● **Problem**: Reproduce the whole listing, character for character.

● **Entries shown**:
━━━━━━━━━━━━━━━━
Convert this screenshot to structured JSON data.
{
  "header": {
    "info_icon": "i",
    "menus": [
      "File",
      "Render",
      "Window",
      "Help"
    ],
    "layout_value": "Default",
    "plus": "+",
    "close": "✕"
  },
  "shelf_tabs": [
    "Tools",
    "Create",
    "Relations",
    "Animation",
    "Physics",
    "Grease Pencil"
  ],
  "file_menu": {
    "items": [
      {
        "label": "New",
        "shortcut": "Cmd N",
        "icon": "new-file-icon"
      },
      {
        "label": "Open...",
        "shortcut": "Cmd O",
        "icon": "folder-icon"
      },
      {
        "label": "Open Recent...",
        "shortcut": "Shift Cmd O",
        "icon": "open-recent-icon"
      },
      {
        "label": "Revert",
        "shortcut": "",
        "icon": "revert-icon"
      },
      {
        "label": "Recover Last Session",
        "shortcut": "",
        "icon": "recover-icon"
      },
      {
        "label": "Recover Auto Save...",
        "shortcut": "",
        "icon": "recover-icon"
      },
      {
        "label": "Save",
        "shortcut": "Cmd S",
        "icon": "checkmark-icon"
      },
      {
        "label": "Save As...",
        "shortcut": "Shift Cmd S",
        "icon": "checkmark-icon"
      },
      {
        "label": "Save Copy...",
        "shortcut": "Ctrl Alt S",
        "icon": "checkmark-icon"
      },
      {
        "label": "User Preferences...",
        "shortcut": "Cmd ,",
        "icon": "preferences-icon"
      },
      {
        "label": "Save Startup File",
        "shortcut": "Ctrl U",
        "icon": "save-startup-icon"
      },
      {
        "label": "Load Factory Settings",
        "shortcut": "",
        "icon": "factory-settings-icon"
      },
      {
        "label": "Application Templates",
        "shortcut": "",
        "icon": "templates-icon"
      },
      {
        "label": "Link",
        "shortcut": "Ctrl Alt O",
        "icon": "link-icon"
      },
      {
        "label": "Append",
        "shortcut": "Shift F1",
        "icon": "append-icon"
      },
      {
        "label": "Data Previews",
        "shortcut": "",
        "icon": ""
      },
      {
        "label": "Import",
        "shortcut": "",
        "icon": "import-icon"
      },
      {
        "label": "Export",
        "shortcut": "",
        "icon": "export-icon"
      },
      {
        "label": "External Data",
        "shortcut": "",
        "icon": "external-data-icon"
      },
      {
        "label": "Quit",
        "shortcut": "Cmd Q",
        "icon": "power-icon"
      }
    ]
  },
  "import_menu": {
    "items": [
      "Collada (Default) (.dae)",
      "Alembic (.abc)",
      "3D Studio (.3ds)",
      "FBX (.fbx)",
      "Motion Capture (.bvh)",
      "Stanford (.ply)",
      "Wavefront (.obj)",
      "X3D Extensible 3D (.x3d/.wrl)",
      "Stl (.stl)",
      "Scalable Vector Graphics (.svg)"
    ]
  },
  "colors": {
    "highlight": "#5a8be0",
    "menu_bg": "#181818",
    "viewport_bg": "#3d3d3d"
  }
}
━━━━━━━━━━━━━━━━
● **Solution to the exercise**:
Convert this screenshot to structured JSON data.
{
  "header": {
    "info_icon": "i",
    "menus": [
      "File",
      "Render",
      "Window",
      "Help"
    ],
    "layout_value": "Default",
    "plus": "+",
    "close": "✕"
  },
  "shelf_tabs": [
    "Tools",
    "Create",
    "Relations",
    "Animation",
    "Physics",
    "Grease Pencil"
  ],
  "file_menu": {
    "items": [
      {
        "label": "New",
        "shortcut": "Cmd N",
        "icon": "new-file-icon"
      },
      {
        "label": "Open...",
        "shortcut": "Cmd O",
        "icon": "folder-icon"
      },
      {
        "label": "Open Recent...",
        "shortcut": "Shift Cmd O",
        "icon": "open-recent-icon"
      },
      {
        "label": "Revert",
        "shortcut": "",
        "icon": "revert-icon"
      },
      {
        "label": "Recover Last Session",
        "shortcut": "",
        "icon": "recover-icon"
      },
      {
        "label": "Recover Auto Save...",
        "shortcut": "",
        "icon": "recover-icon"
      },
      {
        "label": "Save",
        "shortcut": "Cmd S",
        "icon": "checkmark-icon"
      },
      {
        "label": "Save As...",
        "shortcut": "Shift Cmd S",
        "icon": "checkmark-icon"
      },
      {
        "label": "Save Copy...",
        "shortcut": "Ctrl Alt S",
        "icon": "checkmark-icon"
      },
      {
        "label": "User Preferences...",
        "shortcut": "Cmd ,",
        "icon": "preferences-icon"
      },
      {
        "label": "Save Startup File",
        "shortcut": "Ctrl U",
        "icon": "save-startup-icon"
      },
      {
        "label": "Load Factory Settings",
        "shortcut": "",
        "icon": "factory-settings-icon"
      },
      {
        "label": "Application Templates",
        "shortcut": "",
        "icon": "templates-icon"
      },
      {
        "label": "Link",
        "shortcut": "Ctrl Alt O",
        "icon": "link-icon"
      },
      {
        "label": "Append",
        "shortcut": "Shift F1",
        "icon": "append-icon"
      },
      {
        "label": "Data Previews",
        "shortcut": "",
        "icon": ""
      },
      {
        "label": "Import",
        "shortcut": "",
        "icon": "import-icon"
      },
      {
        "label": "Export",
        "shortcut": "",
        "icon": "export-icon"
      },
      {
        "label": "External Data",
        "shortcut": "",
        "icon": "external-data-icon"
      },
      {
        "label": "Quit",
        "shortcut": "Cmd Q",
        "icon": "power-icon"
      }
    ]
  },
  "import_menu": {
    "items": [
      "Collada (Default) (.dae)",
      "Alembic (.abc)",
      "3D Studio (.3ds)",
      "FBX (.fbx)",
      "Motion Capture (.bvh)",
      "Stanford (.ply)",
      "Wavefront (.obj)",
      "X3D Extensible 3D (.x3d/.wrl)",
      "Stl (.stl)",
      "Scalable Vector Graphics (.svg)"
    ]
  },
  "colors": {
    "highlight": "#5a8be0",
    "menu_bg": "#181818",
    "viewport_bg": "#3d3d3d"
  }
}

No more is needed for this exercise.